# [Exercise]
Every line below that holds the string "mean" should be copied out.

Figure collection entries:

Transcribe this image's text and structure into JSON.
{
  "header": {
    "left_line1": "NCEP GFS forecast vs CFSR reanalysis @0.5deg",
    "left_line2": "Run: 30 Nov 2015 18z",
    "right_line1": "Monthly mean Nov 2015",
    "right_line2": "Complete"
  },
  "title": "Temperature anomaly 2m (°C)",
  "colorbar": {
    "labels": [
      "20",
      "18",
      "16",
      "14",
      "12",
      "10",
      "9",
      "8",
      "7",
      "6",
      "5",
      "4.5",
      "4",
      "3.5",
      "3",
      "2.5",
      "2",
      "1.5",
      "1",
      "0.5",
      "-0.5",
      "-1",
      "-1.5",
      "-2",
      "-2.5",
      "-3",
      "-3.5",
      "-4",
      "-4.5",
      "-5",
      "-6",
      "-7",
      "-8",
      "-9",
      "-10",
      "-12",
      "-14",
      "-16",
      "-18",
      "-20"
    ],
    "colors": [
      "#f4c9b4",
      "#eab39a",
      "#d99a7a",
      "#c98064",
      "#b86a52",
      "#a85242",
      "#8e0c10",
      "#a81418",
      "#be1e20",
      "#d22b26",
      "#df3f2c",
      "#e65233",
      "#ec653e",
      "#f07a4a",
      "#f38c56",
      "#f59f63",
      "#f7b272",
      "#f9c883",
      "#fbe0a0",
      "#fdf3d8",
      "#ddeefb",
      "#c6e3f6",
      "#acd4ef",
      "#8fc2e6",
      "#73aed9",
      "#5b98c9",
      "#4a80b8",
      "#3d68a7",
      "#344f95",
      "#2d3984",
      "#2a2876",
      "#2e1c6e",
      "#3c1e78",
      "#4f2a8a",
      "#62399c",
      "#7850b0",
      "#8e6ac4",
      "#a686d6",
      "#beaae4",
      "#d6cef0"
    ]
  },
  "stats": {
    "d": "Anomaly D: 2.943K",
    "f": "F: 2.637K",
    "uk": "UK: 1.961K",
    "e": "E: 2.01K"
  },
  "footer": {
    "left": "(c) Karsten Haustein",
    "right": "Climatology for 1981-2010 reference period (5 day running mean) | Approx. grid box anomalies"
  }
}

# [Written response]
    "right_line1": "Monthly mean Nov 2015",
    "right": "Climatology for 1981-2010 reference period (5 day running mean) | Approx. grid box anomalies"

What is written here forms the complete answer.